Entries with figure data
>> Begin
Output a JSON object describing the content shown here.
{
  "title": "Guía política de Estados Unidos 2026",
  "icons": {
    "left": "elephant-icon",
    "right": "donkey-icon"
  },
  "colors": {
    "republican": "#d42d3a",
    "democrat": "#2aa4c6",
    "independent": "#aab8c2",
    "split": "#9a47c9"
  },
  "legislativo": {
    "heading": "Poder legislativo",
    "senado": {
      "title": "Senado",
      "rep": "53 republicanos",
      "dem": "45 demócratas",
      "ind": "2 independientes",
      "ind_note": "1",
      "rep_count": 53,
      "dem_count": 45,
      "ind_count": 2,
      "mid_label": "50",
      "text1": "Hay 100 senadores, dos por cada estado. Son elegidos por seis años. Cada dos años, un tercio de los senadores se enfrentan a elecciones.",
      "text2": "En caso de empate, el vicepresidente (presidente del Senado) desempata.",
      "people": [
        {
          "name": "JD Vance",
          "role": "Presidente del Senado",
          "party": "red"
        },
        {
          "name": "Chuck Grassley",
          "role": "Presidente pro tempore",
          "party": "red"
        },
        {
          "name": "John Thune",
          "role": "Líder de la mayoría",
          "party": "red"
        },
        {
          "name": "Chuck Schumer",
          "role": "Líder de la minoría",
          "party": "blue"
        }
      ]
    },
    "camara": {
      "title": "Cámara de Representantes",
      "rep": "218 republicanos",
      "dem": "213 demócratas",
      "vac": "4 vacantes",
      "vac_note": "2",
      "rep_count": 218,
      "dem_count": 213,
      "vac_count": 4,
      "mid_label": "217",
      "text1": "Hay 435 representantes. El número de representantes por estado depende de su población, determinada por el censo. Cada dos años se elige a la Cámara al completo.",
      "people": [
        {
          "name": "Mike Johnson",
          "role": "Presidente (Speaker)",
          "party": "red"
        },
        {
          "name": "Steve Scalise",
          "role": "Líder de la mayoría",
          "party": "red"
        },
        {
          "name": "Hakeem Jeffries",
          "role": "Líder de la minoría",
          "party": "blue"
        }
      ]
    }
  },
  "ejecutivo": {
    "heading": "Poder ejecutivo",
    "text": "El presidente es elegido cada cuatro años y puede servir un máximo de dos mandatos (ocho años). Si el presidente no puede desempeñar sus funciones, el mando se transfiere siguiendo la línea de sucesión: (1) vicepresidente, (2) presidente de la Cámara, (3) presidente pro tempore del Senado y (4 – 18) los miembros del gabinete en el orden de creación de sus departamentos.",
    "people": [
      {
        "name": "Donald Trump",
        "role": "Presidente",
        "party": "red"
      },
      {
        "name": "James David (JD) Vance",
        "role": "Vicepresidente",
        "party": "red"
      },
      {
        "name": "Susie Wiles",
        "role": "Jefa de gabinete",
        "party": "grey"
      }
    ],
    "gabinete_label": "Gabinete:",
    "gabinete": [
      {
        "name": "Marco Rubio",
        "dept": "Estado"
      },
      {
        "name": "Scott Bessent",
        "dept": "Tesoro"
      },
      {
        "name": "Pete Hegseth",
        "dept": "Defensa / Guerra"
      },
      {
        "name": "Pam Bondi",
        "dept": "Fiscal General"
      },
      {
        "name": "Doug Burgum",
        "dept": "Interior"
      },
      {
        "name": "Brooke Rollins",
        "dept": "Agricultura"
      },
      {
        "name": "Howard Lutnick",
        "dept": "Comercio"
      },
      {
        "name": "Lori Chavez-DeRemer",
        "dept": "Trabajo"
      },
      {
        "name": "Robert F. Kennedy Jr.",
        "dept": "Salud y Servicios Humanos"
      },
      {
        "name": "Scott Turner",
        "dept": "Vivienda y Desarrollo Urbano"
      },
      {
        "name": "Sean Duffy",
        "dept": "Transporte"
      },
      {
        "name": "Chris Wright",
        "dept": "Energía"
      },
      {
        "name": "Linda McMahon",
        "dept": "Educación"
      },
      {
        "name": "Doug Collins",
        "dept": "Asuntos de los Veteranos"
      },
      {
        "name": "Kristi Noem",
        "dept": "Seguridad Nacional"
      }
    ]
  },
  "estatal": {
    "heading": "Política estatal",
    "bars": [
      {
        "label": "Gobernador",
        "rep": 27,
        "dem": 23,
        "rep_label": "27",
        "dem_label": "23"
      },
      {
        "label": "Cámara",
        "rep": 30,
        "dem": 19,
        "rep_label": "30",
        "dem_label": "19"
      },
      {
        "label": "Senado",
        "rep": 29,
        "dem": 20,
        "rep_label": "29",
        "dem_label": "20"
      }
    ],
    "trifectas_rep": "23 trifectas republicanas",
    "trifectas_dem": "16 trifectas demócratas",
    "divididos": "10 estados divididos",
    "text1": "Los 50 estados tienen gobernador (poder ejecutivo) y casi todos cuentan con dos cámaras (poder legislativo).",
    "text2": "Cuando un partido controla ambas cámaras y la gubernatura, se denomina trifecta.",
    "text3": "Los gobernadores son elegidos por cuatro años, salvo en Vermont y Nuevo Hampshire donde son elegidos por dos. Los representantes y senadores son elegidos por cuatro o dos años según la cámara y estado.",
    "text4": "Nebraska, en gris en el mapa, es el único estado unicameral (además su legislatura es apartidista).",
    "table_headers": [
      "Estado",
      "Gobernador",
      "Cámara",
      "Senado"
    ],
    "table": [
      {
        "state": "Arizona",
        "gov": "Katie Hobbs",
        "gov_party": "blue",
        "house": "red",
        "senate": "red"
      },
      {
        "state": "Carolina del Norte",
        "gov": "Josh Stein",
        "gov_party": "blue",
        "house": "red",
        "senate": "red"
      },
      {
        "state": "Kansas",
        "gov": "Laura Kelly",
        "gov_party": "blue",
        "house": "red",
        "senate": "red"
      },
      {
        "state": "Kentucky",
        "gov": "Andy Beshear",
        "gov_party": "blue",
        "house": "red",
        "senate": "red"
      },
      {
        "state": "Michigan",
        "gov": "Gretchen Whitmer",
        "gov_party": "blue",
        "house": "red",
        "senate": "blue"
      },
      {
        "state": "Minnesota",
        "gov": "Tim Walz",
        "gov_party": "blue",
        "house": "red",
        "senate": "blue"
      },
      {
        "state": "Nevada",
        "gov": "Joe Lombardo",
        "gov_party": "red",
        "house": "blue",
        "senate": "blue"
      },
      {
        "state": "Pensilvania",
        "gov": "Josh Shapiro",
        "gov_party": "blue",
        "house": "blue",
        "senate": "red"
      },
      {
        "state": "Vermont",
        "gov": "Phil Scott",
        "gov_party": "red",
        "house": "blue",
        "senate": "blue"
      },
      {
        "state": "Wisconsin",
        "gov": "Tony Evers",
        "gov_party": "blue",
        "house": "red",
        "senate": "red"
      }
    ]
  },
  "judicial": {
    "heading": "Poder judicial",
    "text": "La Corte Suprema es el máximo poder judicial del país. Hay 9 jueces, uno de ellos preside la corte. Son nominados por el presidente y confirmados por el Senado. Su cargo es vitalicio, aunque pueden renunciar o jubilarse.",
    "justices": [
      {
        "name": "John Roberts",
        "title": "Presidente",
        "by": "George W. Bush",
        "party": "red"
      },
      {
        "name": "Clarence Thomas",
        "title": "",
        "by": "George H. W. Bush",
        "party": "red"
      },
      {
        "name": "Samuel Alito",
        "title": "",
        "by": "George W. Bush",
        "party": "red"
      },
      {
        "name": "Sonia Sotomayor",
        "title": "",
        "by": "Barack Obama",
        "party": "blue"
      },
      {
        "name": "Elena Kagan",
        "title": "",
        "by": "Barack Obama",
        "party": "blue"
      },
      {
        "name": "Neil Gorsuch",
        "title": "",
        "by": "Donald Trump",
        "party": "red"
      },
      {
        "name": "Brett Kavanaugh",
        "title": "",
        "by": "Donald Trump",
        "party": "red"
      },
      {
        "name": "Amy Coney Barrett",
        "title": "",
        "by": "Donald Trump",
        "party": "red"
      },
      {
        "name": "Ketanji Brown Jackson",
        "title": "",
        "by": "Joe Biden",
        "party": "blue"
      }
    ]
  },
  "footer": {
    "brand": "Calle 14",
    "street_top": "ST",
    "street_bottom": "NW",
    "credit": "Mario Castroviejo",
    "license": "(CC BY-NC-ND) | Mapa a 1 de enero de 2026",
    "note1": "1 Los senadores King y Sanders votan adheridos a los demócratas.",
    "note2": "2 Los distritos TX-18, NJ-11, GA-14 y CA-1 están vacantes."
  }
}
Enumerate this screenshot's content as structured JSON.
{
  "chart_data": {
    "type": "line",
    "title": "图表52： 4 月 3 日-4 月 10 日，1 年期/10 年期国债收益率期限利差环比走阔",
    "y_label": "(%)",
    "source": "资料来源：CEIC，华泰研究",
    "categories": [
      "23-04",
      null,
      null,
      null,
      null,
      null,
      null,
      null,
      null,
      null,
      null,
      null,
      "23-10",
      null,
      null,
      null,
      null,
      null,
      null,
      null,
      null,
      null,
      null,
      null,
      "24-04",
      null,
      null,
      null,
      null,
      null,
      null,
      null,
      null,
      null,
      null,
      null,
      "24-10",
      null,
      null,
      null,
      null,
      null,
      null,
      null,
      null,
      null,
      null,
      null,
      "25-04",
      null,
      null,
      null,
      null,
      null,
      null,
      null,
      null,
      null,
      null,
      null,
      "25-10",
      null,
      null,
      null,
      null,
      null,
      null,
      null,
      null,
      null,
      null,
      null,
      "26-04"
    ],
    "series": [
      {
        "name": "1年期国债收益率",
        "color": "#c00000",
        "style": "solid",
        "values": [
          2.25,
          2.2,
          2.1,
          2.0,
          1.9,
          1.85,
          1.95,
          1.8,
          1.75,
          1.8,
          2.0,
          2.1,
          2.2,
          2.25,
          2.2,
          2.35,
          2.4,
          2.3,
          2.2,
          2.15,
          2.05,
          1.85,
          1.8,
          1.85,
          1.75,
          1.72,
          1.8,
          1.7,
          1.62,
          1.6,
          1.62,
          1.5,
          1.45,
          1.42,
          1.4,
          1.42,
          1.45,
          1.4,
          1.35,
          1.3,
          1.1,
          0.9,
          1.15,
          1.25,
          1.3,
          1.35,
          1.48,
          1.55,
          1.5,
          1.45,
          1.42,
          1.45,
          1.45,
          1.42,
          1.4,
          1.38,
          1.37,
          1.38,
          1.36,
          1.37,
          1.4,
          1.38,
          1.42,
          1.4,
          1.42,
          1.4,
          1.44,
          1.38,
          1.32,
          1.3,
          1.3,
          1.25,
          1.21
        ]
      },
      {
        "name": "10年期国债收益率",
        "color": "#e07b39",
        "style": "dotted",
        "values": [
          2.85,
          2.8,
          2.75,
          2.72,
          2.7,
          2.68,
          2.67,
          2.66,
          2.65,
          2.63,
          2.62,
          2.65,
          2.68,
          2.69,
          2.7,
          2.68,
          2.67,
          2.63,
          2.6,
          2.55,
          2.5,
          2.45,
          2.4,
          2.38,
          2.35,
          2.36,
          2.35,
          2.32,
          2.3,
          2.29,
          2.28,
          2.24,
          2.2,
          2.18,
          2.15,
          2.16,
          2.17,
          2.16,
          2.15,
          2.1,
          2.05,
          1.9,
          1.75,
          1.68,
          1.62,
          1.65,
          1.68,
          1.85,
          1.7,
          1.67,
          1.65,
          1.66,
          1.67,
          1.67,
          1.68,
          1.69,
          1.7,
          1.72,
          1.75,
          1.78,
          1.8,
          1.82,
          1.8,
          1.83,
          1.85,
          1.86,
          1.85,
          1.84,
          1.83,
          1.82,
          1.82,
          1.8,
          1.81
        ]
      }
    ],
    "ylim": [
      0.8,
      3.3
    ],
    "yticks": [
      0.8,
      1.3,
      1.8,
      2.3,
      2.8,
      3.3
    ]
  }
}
>> End
■ **WHAT IS EXPECTED**
Gather each line of the listing containing the word "demócratas" and show it.

■ **TASK SOLUTION**
      "dem": "45 demócratas",
      "dem": "213 demócratas",
    "trifectas_dem": "16 trifectas demócratas",
    "note1": "1 Los senadores King y Sanders votan adheridos a los demócratas.",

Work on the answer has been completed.